=== Activity ===
Every line containing "Trichormus" should be copied out. Go through the entries and find them.

=== Exercise materials ===
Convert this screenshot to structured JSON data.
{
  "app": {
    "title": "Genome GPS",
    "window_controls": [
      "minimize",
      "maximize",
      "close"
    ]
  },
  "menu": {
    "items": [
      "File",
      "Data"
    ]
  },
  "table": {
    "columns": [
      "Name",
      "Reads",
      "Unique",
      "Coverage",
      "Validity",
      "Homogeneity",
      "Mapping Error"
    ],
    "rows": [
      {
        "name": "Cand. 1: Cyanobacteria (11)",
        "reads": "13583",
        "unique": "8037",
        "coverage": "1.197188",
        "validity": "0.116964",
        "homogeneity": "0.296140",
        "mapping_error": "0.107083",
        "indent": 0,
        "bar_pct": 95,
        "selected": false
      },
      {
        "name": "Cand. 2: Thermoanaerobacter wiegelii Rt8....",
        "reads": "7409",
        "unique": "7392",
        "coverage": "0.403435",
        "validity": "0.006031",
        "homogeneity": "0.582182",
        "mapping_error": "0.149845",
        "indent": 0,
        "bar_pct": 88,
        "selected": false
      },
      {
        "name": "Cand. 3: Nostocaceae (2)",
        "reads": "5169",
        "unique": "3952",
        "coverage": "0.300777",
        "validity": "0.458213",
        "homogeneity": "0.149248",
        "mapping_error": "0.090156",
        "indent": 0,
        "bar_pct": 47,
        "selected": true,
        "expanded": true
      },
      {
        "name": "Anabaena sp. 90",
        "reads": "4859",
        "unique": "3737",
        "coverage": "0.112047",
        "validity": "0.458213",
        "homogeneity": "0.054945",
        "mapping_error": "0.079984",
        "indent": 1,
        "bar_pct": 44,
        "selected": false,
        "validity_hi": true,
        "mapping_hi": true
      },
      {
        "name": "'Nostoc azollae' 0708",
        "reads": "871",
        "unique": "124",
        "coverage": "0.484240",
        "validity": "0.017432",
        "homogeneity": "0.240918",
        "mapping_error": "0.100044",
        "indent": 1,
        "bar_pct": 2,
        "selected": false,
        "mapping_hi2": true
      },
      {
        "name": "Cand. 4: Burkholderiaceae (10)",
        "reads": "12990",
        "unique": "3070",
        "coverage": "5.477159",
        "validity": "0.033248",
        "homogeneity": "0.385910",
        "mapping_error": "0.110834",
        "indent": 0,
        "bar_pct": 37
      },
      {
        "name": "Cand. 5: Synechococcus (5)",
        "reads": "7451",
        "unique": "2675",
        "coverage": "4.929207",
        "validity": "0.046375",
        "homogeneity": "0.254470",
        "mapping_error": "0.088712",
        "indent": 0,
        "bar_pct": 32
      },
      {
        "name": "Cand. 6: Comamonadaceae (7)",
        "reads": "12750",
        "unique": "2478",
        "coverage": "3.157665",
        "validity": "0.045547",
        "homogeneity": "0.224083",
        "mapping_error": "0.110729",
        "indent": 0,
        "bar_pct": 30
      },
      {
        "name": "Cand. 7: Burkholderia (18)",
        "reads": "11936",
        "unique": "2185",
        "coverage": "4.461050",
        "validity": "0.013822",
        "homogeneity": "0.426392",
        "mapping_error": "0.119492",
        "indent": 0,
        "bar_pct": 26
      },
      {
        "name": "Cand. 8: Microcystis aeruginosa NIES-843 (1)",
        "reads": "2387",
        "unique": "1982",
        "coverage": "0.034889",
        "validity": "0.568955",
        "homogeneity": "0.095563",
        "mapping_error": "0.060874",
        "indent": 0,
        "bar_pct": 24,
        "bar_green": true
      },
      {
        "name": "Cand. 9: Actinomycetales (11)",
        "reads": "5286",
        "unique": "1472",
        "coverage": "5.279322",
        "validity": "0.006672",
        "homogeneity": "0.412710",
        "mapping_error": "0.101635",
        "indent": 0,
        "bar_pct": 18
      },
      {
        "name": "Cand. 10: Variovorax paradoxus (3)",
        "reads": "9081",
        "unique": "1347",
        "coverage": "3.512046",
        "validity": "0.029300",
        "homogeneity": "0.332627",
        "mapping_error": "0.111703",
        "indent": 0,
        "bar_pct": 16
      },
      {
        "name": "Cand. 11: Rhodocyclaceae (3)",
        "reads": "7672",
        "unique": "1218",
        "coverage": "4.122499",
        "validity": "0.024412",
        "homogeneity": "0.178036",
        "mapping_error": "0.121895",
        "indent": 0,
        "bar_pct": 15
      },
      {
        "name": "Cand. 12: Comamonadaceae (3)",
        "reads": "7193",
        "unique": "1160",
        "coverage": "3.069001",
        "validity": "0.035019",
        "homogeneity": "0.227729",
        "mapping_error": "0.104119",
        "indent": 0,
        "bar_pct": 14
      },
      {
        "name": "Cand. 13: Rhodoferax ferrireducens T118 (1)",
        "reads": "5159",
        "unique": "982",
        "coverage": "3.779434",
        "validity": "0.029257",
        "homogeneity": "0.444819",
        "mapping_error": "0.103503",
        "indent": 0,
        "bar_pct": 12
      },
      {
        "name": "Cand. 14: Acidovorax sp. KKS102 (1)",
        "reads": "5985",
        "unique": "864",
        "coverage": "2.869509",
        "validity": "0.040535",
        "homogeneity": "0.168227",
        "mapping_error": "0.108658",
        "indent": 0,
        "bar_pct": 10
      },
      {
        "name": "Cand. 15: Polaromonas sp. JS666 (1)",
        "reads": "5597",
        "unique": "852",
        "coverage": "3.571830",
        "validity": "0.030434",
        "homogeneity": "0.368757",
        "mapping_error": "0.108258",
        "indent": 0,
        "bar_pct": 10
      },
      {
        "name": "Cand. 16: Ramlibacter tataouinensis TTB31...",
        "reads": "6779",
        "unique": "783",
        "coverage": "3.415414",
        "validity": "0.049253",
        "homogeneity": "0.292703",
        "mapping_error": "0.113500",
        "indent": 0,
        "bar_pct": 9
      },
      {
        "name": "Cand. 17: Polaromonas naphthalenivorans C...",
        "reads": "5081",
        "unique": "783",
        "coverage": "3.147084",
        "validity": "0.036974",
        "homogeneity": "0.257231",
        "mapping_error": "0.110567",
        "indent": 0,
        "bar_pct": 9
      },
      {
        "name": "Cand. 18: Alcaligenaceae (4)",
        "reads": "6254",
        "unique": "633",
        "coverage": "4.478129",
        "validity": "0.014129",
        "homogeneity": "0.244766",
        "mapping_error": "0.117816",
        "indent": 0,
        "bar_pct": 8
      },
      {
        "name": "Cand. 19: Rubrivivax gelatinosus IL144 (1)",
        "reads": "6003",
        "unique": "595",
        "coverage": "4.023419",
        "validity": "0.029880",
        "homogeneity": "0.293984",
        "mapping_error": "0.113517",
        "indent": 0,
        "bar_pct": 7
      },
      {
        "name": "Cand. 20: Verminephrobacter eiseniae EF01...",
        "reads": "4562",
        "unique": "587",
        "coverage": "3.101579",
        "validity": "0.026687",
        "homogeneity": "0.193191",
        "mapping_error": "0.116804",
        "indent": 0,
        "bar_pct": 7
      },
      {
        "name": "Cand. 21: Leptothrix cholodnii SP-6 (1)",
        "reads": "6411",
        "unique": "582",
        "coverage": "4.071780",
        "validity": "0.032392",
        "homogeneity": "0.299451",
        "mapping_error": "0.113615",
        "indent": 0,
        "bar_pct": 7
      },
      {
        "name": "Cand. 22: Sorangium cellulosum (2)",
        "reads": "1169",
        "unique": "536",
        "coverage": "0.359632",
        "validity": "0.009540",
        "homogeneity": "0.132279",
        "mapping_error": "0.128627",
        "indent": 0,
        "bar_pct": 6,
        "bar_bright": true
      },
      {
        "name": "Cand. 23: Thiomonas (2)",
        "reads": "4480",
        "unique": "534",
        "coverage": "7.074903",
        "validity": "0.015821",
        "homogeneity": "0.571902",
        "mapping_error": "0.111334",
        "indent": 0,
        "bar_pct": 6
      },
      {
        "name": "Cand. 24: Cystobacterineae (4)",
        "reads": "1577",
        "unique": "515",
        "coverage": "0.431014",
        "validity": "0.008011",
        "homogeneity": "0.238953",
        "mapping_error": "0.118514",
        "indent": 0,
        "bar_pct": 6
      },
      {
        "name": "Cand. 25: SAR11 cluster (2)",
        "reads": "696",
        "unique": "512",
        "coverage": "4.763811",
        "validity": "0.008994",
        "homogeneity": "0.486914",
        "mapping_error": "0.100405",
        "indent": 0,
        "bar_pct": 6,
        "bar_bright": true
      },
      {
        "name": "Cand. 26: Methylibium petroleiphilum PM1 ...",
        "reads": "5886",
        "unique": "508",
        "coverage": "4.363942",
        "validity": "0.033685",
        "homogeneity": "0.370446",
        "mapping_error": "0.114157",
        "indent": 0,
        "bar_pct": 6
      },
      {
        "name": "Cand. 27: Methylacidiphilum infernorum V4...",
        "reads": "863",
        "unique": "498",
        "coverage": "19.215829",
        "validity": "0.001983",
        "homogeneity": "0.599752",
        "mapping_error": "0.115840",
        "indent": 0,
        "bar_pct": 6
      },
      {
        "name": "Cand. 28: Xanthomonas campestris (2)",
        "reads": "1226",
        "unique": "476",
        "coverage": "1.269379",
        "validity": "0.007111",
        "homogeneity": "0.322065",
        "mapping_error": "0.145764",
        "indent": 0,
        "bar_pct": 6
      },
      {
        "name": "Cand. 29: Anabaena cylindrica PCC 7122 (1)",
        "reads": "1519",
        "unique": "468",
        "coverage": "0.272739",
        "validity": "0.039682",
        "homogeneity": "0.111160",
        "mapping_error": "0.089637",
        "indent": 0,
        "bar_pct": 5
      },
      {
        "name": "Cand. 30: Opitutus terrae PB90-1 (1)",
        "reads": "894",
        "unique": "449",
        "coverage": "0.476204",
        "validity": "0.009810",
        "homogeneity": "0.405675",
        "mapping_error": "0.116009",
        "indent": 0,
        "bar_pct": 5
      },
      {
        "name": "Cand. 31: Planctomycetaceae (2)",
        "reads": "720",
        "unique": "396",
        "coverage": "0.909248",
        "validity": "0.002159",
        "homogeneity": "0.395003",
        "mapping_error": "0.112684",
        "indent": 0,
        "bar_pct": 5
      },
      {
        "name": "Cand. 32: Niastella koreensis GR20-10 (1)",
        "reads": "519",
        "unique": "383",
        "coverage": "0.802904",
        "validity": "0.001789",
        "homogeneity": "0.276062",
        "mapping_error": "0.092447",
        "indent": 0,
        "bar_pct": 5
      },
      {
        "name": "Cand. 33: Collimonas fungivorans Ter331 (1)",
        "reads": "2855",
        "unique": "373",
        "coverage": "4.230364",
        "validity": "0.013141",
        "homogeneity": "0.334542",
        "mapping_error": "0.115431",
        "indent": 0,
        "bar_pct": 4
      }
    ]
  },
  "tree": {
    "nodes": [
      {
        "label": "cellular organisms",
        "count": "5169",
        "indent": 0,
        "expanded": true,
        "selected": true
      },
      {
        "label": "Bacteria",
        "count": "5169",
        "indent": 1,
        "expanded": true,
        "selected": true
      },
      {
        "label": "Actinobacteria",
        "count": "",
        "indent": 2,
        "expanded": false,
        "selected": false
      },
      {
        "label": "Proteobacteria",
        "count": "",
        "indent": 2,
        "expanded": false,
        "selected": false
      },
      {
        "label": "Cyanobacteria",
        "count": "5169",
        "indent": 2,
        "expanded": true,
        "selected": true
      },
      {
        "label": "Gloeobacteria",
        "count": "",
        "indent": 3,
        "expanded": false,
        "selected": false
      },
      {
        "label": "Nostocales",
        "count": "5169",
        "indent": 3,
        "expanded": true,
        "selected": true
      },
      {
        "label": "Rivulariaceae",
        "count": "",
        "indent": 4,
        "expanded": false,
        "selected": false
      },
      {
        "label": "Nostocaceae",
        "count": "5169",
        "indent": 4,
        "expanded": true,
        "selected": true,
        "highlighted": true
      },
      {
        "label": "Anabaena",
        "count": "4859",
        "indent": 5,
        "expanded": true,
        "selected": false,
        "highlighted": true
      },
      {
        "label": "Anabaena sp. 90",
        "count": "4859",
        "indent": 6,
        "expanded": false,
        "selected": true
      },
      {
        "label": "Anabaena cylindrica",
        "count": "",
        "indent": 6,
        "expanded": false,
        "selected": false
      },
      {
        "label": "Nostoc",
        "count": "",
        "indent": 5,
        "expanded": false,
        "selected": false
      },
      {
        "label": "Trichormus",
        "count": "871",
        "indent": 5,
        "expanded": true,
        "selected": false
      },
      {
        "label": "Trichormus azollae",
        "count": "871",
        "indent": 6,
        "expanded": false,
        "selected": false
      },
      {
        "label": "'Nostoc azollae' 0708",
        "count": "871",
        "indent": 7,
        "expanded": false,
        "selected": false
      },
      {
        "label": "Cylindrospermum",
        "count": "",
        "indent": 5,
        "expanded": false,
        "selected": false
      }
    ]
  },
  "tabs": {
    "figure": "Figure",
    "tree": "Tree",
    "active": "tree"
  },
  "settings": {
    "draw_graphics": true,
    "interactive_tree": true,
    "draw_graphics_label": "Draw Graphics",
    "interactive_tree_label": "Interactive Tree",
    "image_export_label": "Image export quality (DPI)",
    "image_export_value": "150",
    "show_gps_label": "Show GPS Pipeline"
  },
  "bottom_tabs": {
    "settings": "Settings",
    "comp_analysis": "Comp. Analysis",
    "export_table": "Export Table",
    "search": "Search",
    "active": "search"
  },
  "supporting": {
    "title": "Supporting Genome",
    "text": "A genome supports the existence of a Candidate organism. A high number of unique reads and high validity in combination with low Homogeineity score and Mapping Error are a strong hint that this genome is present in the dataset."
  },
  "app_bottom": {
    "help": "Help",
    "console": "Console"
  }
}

=== Result below ===
        "label": "Trichormus",
        "label": "Trichormus azollae",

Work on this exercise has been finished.